--- DIRECTIVE ---
Write the entries below out again exactly; any picture in them stays out.

--- DATA TO USE ---
* * * * * * * * *

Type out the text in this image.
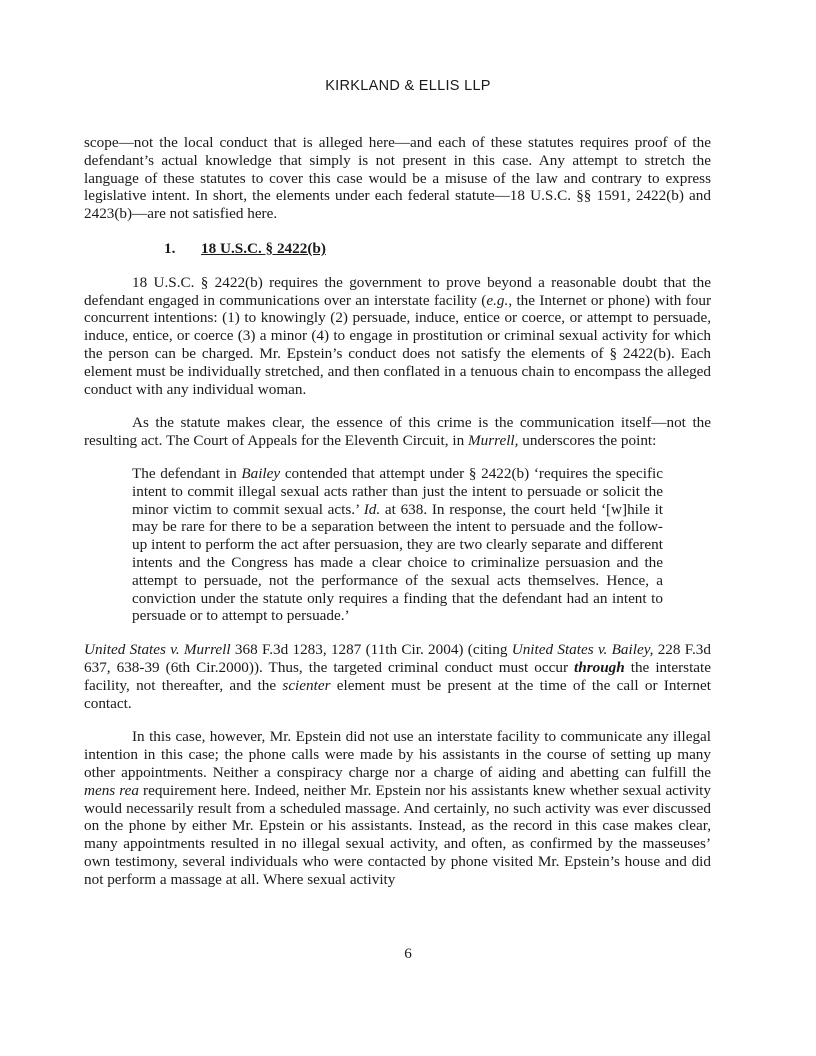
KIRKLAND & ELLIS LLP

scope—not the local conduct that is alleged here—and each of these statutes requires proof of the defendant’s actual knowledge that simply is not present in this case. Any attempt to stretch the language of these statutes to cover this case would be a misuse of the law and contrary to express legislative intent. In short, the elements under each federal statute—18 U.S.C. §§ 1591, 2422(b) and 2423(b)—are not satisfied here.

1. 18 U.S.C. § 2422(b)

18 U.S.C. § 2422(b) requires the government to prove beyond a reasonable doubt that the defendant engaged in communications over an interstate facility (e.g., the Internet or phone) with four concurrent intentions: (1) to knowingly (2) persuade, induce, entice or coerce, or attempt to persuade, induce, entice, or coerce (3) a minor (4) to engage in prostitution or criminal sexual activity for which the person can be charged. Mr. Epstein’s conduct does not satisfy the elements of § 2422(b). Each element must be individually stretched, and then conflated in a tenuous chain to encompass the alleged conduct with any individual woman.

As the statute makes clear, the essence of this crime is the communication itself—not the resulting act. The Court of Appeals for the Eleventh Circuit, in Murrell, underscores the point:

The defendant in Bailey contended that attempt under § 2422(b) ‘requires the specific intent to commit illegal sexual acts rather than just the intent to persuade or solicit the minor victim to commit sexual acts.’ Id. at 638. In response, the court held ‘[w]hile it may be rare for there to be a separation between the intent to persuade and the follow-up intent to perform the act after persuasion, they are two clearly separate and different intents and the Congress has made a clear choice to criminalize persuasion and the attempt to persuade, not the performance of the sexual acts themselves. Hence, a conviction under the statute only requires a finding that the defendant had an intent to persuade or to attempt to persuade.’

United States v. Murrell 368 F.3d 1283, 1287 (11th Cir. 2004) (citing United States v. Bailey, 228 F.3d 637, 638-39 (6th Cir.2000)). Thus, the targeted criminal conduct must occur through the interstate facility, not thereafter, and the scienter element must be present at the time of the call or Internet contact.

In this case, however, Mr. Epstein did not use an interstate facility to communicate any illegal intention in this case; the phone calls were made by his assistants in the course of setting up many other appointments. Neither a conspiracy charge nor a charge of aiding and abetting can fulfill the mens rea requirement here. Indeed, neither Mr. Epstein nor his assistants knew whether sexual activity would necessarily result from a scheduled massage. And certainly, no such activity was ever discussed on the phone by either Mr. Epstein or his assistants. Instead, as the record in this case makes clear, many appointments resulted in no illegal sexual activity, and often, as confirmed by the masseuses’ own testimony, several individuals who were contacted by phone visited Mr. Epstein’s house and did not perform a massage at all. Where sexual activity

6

* * * * * * * * *

--- RESPONSE FOR THIS EXERCISE ---
Type out the text in this image.
KIRKLAND & ELLIS LLP

scope—not the local conduct that is alleged here—and each of these statutes requires proof of the defendant’s actual knowledge that simply is not present in this case. Any attempt to stretch the language of these statutes to cover this case would be a misuse of the law and contrary to express legislative intent. In short, the elements under each federal statute—18 U.S.C. §§ 1591, 2422(b) and 2423(b)—are not satisfied here.

1. 18 U.S.C. § 2422(b)

18 U.S.C. § 2422(b) requires the government to prove beyond a reasonable doubt that the defendant engaged in communications over an interstate facility (e.g., the Internet or phone) with four concurrent intentions: (1) to knowingly (2) persuade, induce, entice or coerce, or attempt to persuade, induce, entice, or coerce (3) a minor (4) to engage in prostitution or criminal sexual activity for which the person can be charged. Mr. Epstein’s conduct does not satisfy the elements of § 2422(b). Each element must be individually stretched, and then conflated in a tenuous chain to encompass the alleged conduct with any individual woman.

As the statute makes clear, the essence of this crime is the communication itself—not the resulting act. The Court of Appeals for the Eleventh Circuit, in Murrell, underscores the point:

The defendant in Bailey contended that attempt under § 2422(b) ‘requires the specific intent to commit illegal sexual acts rather than just the intent to persuade or solicit the minor victim to commit sexual acts.’ Id. at 638. In response, the court held ‘[w]hile it may be rare for there to be a separation between the intent to persuade and the follow-up intent to perform the act after persuasion, they are two clearly separate and different intents and the Congress has made a clear choice to criminalize persuasion and the attempt to persuade, not the performance of the sexual acts themselves. Hence, a conviction under the statute only requires a finding that the defendant had an intent to persuade or to attempt to persuade.’

United States v. Murrell 368 F.3d 1283, 1287 (11th Cir. 2004) (citing United States v. Bailey, 228 F.3d 637, 638-39 (6th Cir.2000)). Thus, the targeted criminal conduct must occur through the interstate facility, not thereafter, and the scienter element must be present at the time of the call or Internet contact.

In this case, however, Mr. Epstein did not use an interstate facility to communicate any illegal intention in this case; the phone calls were made by his assistants in the course of setting up many other appointments. Neither a conspiracy charge nor a charge of aiding and abetting can fulfill the mens rea requirement here. Indeed, neither Mr. Epstein nor his assistants knew whether sexual activity would necessarily result from a scheduled massage. And certainly, no such activity was ever discussed on the phone by either Mr. Epstein or his assistants. Instead, as the record in this case makes clear, many appointments resulted in no illegal sexual activity, and often, as confirmed by the masseuses’ own testimony, several individuals who were contacted by phone visited Mr. Epstein’s house and did not perform a massage at all. Where sexual activity

6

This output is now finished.